### Your goal
Copy out the entries in full and with complete accuracy; pictures are excluded.
───── Data extract ─────
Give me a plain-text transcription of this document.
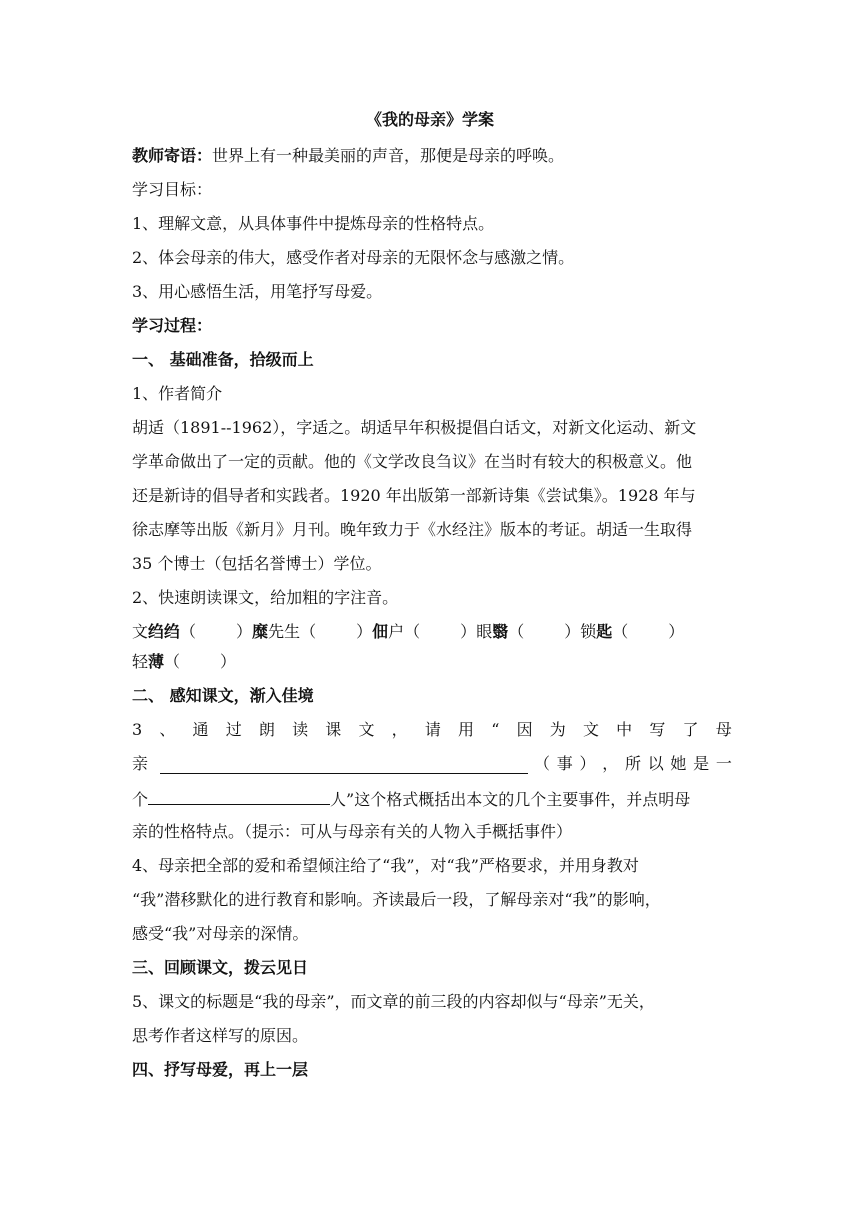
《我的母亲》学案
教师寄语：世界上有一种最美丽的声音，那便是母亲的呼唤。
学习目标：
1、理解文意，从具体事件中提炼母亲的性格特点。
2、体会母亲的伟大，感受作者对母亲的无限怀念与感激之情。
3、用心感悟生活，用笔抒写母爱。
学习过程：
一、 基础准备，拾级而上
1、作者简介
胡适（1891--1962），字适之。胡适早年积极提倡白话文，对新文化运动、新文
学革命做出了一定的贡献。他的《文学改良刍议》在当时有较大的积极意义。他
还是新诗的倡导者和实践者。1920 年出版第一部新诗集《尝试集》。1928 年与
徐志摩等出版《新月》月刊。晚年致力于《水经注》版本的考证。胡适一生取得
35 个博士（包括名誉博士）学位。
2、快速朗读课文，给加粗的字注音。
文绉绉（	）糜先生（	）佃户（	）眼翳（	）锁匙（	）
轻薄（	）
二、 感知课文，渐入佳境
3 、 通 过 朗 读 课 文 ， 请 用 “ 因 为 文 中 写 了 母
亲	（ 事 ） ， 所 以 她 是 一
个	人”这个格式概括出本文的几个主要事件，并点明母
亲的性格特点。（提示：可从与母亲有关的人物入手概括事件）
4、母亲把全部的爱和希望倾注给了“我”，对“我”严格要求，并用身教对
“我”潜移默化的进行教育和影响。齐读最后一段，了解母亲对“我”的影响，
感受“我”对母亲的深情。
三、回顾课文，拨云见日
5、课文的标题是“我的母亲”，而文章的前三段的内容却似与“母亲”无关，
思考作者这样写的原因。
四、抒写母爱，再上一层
─────
### The response
Give me a plain-text transcription of this document.
《我的母亲》学案
教师寄语：世界上有一种最美丽的声音，那便是母亲的呼唤。
学习目标：
1、理解文意，从具体事件中提炼母亲的性格特点。
2、体会母亲的伟大，感受作者对母亲的无限怀念与感激之情。
3、用心感悟生活，用笔抒写母爱。
学习过程：
一、 基础准备，拾级而上
1、作者简介
胡适（1891--1962），字适之。胡适早年积极提倡白话文，对新文化运动、新文
学革命做出了一定的贡献。他的《文学改良刍议》在当时有较大的积极意义。他
还是新诗的倡导者和实践者。1920 年出版第一部新诗集《尝试集》。1928 年与
徐志摩等出版《新月》月刊。晚年致力于《水经注》版本的考证。胡适一生取得
35 个博士（包括名誉博士）学位。
2、快速朗读课文，给加粗的字注音。
文绉绉（	）糜先生（	）佃户（	）眼翳（	）锁匙（	）
轻薄（	）
二、 感知课文，渐入佳境
3 、 通 过 朗 读 课 文 ， 请 用 “ 因 为 文 中 写 了 母
亲	（ 事 ） ， 所 以 她 是 一
个	人”这个格式概括出本文的几个主要事件，并点明母
亲的性格特点。（提示：可从与母亲有关的人物入手概括事件）
4、母亲把全部的爱和希望倾注给了“我”，对“我”严格要求，并用身教对
“我”潜移默化的进行教育和影响。齐读最后一段，了解母亲对“我”的影响，
感受“我”对母亲的深情。
三、回顾课文，拨云见日
5、课文的标题是“我的母亲”，而文章的前三段的内容却似与“母亲”无关，
思考作者这样写的原因。
四、抒写母爱，再上一层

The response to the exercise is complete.